++++ DATA ENTRIES ++++

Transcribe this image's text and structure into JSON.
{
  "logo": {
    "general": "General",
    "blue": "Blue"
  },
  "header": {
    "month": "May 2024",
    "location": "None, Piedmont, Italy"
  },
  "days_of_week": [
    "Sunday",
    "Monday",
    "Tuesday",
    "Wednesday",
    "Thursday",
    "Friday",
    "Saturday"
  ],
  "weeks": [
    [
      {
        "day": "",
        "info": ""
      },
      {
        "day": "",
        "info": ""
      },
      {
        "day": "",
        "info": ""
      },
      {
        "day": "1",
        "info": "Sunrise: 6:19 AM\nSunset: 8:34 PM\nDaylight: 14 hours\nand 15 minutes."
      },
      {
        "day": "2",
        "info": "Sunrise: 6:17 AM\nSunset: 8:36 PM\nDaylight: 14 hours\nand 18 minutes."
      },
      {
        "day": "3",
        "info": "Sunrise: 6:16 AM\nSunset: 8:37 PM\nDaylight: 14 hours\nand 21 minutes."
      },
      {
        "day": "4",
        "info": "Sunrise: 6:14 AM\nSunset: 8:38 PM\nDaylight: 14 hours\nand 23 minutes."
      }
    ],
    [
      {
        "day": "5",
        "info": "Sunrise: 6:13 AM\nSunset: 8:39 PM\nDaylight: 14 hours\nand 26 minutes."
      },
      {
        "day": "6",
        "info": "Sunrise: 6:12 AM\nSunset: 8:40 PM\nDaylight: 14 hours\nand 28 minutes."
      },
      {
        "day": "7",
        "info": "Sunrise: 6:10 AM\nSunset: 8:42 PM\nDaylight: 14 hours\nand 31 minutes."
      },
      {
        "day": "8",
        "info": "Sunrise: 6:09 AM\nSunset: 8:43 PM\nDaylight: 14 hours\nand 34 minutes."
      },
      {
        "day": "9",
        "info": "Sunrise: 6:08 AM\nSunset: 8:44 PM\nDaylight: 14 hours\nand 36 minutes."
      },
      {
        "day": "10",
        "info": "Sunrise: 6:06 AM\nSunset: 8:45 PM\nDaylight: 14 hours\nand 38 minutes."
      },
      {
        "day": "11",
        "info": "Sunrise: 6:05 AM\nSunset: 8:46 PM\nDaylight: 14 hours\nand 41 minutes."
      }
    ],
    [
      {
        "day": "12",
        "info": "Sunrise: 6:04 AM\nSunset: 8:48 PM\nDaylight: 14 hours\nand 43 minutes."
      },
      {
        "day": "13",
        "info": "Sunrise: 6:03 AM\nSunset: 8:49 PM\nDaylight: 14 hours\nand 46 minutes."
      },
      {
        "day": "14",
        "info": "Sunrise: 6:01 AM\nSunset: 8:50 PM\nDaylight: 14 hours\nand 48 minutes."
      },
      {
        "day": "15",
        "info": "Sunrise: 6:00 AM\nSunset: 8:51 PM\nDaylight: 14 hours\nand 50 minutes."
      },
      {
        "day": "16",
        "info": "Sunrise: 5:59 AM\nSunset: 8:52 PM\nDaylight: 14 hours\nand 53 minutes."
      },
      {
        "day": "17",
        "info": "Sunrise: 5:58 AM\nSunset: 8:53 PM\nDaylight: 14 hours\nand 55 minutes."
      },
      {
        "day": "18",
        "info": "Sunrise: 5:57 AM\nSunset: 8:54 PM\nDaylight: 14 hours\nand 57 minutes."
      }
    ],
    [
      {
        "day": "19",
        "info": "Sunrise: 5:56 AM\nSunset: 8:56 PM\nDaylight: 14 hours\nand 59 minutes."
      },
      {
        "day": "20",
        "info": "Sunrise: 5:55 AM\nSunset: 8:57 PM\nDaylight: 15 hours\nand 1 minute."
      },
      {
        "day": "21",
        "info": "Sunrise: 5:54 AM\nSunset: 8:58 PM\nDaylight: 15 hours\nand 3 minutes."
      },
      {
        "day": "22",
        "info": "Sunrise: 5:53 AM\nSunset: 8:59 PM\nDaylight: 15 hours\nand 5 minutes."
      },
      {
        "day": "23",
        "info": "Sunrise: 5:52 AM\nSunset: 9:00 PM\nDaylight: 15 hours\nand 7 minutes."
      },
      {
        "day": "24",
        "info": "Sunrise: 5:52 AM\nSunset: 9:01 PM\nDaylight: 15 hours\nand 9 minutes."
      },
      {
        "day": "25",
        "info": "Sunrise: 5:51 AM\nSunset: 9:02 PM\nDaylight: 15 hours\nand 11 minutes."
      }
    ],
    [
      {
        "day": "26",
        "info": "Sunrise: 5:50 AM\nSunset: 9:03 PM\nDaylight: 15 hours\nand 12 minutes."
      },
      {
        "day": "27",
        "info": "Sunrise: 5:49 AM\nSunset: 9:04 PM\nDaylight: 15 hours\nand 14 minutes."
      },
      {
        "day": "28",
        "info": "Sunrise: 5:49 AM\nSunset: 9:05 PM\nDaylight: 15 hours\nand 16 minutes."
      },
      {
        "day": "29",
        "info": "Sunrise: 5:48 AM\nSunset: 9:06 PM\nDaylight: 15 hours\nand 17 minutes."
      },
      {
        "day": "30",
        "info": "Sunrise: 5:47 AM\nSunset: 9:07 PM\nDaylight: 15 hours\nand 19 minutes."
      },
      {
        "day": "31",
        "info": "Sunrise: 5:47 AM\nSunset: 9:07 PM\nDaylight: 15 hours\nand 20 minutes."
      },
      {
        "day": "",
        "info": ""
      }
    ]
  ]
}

++++

▶ [TASK OBJECTIVE]: Set down each entry again, unchanged.

▶ [FULL ANSWER]:
Transcribe this image's text and structure into JSON.
{
  "logo": {
    "general": "General",
    "blue": "Blue"
  },
  "header": {
    "month": "May 2024",
    "location": "None, Piedmont, Italy"
  },
  "days_of_week": [
    "Sunday",
    "Monday",
    "Tuesday",
    "Wednesday",
    "Thursday",
    "Friday",
    "Saturday"
  ],
  "weeks": [
    [
      {
        "day": "",
        "info": ""
      },
      {
        "day": "",
        "info": ""
      },
      {
        "day": "",
        "info": ""
      },
      {
        "day": "1",
        "info": "Sunrise: 6:19 AM\nSunset: 8:34 PM\nDaylight: 14 hours\nand 15 minutes."
      },
      {
        "day": "2",
        "info": "Sunrise: 6:17 AM\nSunset: 8:36 PM\nDaylight: 14 hours\nand 18 minutes."
      },
      {
        "day": "3",
        "info": "Sunrise: 6:16 AM\nSunset: 8:37 PM\nDaylight: 14 hours\nand 21 minutes."
      },
      {
        "day": "4",
        "info": "Sunrise: 6:14 AM\nSunset: 8:38 PM\nDaylight: 14 hours\nand 23 minutes."
      }
    ],
    [
      {
        "day": "5",
        "info": "Sunrise: 6:13 AM\nSunset: 8:39 PM\nDaylight: 14 hours\nand 26 minutes."
      },
      {
        "day": "6",
        "info": "Sunrise: 6:12 AM\nSunset: 8:40 PM\nDaylight: 14 hours\nand 28 minutes."
      },
      {
        "day": "7",
        "info": "Sunrise: 6:10 AM\nSunset: 8:42 PM\nDaylight: 14 hours\nand 31 minutes."
      },
      {
        "day": "8",
        "info": "Sunrise: 6:09 AM\nSunset: 8:43 PM\nDaylight: 14 hours\nand 34 minutes."
      },
      {
        "day": "9",
        "info": "Sunrise: 6:08 AM\nSunset: 8:44 PM\nDaylight: 14 hours\nand 36 minutes."
      },
      {
        "day": "10",
        "info": "Sunrise: 6:06 AM\nSunset: 8:45 PM\nDaylight: 14 hours\nand 38 minutes."
      },
      {
        "day": "11",
        "info": "Sunrise: 6:05 AM\nSunset: 8:46 PM\nDaylight: 14 hours\nand 41 minutes."
      }
    ],
    [
      {
        "day": "12",
        "info": "Sunrise: 6:04 AM\nSunset: 8:48 PM\nDaylight: 14 hours\nand 43 minutes."
      },
      {
        "day": "13",
        "info": "Sunrise: 6:03 AM\nSunset: 8:49 PM\nDaylight: 14 hours\nand 46 minutes."
      },
      {
        "day": "14",
        "info": "Sunrise: 6:01 AM\nSunset: 8:50 PM\nDaylight: 14 hours\nand 48 minutes."
      },
      {
        "day": "15",
        "info": "Sunrise: 6:00 AM\nSunset: 8:51 PM\nDaylight: 14 hours\nand 50 minutes."
      },
      {
        "day": "16",
        "info": "Sunrise: 5:59 AM\nSunset: 8:52 PM\nDaylight: 14 hours\nand 53 minutes."
      },
      {
        "day": "17",
        "info": "Sunrise: 5:58 AM\nSunset: 8:53 PM\nDaylight: 14 hours\nand 55 minutes."
      },
      {
        "day": "18",
        "info": "Sunrise: 5:57 AM\nSunset: 8:54 PM\nDaylight: 14 hours\nand 57 minutes."
      }
    ],
    [
      {
        "day": "19",
        "info": "Sunrise: 5:56 AM\nSunset: 8:56 PM\nDaylight: 14 hours\nand 59 minutes."
      },
      {
        "day": "20",
        "info": "Sunrise: 5:55 AM\nSunset: 8:57 PM\nDaylight: 15 hours\nand 1 minute."
      },
      {
        "day": "21",
        "info": "Sunrise: 5:54 AM\nSunset: 8:58 PM\nDaylight: 15 hours\nand 3 minutes."
      },
      {
        "day": "22",
        "info": "Sunrise: 5:53 AM\nSunset: 8:59 PM\nDaylight: 15 hours\nand 5 minutes."
      },
      {
        "day": "23",
        "info": "Sunrise: 5:52 AM\nSunset: 9:00 PM\nDaylight: 15 hours\nand 7 minutes."
      },
      {
        "day": "24",
        "info": "Sunrise: 5:52 AM\nSunset: 9:01 PM\nDaylight: 15 hours\nand 9 minutes."
      },
      {
        "day": "25",
        "info": "Sunrise: 5:51 AM\nSunset: 9:02 PM\nDaylight: 15 hours\nand 11 minutes."
      }
    ],
    [
      {
        "day": "26",
        "info": "Sunrise: 5:50 AM\nSunset: 9:03 PM\nDaylight: 15 hours\nand 12 minutes."
      },
      {
        "day": "27",
        "info": "Sunrise: 5:49 AM\nSunset: 9:04 PM\nDaylight: 15 hours\nand 14 minutes."
      },
      {
        "day": "28",
        "info": "Sunrise: 5:49 AM\nSunset: 9:05 PM\nDaylight: 15 hours\nand 16 minutes."
      },
      {
        "day": "29",
        "info": "Sunrise: 5:48 AM\nSunset: 9:06 PM\nDaylight: 15 hours\nand 17 minutes."
      },
      {
        "day": "30",
        "info": "Sunrise: 5:47 AM\nSunset: 9:07 PM\nDaylight: 15 hours\nand 19 minutes."
      },
      {
        "day": "31",
        "info": "Sunrise: 5:47 AM\nSunset: 9:07 PM\nDaylight: 15 hours\nand 20 minutes."
      },
      {
        "day": "",
        "info": ""
      }
    ]
  ]
}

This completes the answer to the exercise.